Work to complete >> Return all of the entries exactly as written.

(Saved entries)
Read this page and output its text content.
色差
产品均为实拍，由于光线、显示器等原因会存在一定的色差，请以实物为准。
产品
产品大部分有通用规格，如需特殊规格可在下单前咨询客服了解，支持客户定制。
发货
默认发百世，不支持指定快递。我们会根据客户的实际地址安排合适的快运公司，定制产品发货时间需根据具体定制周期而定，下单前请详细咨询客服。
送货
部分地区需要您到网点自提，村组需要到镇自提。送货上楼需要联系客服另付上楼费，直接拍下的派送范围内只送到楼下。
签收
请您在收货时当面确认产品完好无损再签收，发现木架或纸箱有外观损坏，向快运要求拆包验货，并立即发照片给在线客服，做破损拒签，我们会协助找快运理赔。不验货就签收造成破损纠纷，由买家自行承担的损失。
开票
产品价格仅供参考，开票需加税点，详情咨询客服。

The response >>
Read this page and output its text content.
色差
产品均为实拍，由于光线、显示器等原因会存在一定的色差，请以实物为准。
产品
产品大部分有通用规格，如需特殊规格可在下单前咨询客服了解，支持客户定制。
发货
默认发百世，不支持指定快递。我们会根据客户的实际地址安排合适的快运公司，定制产品发货时间需根据具体定制周期而定，下单前请详细咨询客服。
送货
部分地区需要您到网点自提，村组需要到镇自提。送货上楼需要联系客服另付上楼费，直接拍下的派送范围内只送到楼下。
签收
请您在收货时当面确认产品完好无损再签收，发现木架或纸箱有外观损坏，向快运要求拆包验货，并立即发照片给在线客服，做破损拒签，我们会协助找快运理赔。不验货就签收造成破损纠纷，由买家自行承担的损失。
开票
产品价格仅供参考，开票需加税点，详情咨询客服。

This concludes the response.